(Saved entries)
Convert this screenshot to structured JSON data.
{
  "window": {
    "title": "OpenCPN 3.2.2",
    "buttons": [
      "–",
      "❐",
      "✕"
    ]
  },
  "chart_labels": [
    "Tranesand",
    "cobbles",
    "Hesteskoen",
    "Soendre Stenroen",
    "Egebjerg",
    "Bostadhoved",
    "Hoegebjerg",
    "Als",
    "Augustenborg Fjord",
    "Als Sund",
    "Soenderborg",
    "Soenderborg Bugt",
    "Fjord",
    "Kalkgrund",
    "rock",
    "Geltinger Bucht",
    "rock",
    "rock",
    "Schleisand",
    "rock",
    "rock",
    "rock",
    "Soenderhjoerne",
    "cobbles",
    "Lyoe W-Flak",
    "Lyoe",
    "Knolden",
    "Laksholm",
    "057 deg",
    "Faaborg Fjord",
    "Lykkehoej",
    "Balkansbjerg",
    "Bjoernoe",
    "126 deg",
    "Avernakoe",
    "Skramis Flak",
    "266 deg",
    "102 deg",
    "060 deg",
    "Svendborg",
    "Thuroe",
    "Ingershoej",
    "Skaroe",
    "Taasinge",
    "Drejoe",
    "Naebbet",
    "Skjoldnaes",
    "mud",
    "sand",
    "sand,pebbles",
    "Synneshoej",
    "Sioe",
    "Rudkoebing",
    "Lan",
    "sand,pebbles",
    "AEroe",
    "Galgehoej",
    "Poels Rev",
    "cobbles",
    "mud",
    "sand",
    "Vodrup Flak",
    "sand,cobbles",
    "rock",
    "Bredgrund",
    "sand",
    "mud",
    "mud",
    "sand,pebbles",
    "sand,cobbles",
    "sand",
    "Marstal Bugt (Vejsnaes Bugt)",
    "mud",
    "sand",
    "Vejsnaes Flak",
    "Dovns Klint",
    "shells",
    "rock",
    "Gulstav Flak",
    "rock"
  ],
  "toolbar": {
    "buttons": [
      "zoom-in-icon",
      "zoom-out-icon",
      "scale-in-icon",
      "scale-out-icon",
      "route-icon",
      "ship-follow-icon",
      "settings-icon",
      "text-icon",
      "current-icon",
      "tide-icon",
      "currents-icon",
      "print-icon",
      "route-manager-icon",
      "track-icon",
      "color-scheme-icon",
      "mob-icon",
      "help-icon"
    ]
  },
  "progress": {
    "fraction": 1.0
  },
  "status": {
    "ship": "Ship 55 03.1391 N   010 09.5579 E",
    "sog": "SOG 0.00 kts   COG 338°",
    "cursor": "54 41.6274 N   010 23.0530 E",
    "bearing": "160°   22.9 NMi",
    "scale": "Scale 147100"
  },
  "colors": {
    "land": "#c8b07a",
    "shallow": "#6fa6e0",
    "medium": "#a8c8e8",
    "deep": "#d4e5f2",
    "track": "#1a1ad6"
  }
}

**Written exercise**
Copy each line of the listing in which the word "scale" can be found.

**Written answer**
      "scale-in-icon",
      "scale-out-icon",
    "scale": "Scale 147100"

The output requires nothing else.